Nothing other than the lines from the one containing "Extract the structured" through the close of the entries below should be printed, each exactly.

- Supplied data:
------------------------------------
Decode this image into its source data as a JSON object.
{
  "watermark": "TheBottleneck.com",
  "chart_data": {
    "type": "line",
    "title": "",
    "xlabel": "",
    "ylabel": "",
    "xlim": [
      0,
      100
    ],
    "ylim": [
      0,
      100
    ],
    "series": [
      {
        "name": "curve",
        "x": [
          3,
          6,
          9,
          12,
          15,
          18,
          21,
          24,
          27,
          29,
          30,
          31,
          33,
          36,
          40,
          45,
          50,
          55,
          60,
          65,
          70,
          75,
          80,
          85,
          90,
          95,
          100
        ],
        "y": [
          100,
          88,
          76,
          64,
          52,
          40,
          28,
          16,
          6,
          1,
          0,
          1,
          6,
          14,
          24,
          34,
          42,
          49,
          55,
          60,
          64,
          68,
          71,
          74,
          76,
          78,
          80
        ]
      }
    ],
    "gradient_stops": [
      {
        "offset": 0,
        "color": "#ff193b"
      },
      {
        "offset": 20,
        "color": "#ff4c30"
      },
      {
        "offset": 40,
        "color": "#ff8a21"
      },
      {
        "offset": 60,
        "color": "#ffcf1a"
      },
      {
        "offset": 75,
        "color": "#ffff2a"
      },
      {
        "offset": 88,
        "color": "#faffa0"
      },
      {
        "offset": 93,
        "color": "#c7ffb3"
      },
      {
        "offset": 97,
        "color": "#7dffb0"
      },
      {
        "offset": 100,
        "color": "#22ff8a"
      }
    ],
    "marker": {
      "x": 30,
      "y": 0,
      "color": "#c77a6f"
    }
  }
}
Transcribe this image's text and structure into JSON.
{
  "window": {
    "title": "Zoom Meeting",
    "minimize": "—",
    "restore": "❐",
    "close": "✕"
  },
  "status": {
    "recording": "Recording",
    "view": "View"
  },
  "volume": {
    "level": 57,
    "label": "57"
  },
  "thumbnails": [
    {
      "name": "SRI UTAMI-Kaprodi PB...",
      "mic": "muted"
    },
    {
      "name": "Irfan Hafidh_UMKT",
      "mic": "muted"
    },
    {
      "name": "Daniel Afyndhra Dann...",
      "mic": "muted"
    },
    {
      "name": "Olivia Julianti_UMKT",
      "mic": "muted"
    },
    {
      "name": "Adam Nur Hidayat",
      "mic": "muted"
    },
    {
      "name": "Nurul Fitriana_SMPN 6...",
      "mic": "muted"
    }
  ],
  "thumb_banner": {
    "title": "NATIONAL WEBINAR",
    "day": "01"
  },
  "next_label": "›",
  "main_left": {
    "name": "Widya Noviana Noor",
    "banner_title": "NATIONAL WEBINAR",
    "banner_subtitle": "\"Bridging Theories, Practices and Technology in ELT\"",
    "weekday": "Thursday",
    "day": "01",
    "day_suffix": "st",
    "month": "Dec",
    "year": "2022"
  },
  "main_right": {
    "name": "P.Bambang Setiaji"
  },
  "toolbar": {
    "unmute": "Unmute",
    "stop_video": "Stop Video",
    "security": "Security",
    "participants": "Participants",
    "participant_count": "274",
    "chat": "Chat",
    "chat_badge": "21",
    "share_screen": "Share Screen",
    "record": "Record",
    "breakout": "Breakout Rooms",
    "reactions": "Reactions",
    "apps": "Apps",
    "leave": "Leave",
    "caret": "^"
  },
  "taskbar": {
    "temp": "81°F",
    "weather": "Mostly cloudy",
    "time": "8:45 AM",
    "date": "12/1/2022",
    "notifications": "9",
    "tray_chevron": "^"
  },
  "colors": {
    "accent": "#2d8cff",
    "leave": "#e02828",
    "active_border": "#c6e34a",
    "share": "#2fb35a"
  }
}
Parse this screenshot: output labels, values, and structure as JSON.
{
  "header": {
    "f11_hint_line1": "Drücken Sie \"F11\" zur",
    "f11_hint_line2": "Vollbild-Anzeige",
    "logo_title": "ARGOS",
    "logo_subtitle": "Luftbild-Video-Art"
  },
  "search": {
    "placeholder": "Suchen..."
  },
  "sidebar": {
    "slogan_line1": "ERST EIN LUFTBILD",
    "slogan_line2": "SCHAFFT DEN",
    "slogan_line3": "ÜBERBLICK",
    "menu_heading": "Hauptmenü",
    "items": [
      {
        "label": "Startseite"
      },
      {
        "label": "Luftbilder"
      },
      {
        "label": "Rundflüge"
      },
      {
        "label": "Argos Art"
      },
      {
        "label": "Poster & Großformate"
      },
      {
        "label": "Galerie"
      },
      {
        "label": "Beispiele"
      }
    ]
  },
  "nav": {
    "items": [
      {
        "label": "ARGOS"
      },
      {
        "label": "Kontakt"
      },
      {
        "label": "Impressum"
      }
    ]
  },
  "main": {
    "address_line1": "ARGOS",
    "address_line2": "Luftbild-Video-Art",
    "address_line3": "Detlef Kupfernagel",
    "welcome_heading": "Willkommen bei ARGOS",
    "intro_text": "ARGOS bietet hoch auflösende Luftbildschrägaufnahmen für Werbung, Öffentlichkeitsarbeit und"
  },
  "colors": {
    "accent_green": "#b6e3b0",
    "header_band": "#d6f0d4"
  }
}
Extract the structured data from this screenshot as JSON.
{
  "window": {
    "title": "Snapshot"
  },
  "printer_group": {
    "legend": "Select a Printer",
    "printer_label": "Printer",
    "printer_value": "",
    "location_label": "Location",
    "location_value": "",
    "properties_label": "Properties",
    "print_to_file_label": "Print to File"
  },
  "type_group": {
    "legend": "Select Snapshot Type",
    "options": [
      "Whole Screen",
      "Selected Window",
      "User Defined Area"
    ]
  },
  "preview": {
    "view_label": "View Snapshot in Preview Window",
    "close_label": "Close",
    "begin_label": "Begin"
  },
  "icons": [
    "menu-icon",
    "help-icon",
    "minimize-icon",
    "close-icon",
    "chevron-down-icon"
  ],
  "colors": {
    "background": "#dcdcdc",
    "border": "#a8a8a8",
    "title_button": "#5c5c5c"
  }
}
------------------------------------
- Full response:
Extract the structured data from this screenshot as JSON.
{
  "window": {
    "title": "Snapshot"
  },
  "printer_group": {
    "legend": "Select a Printer",
    "printer_label": "Printer",
    "printer_value": "",
    "location_label": "Location",
    "location_value": "",
    "properties_label": "Properties",
    "print_to_file_label": "Print to File"
  },
  "type_group": {
    "legend": "Select Snapshot Type",
    "options": [
      "Whole Screen",
      "Selected Window",
      "User Defined Area"
    ]
  },
  "preview": {
    "view_label": "View Snapshot in Preview Window",
    "close_label": "Close",
    "begin_label": "Begin"
  },
  "icons": [
    "menu-icon",
    "help-icon",
    "minimize-icon",
    "close-icon",
    "chevron-down-icon"
  ],
  "colors": {
    "background": "#dcdcdc",
    "border": "#a8a8a8",
    "title_button": "#5c5c5c"
  }
}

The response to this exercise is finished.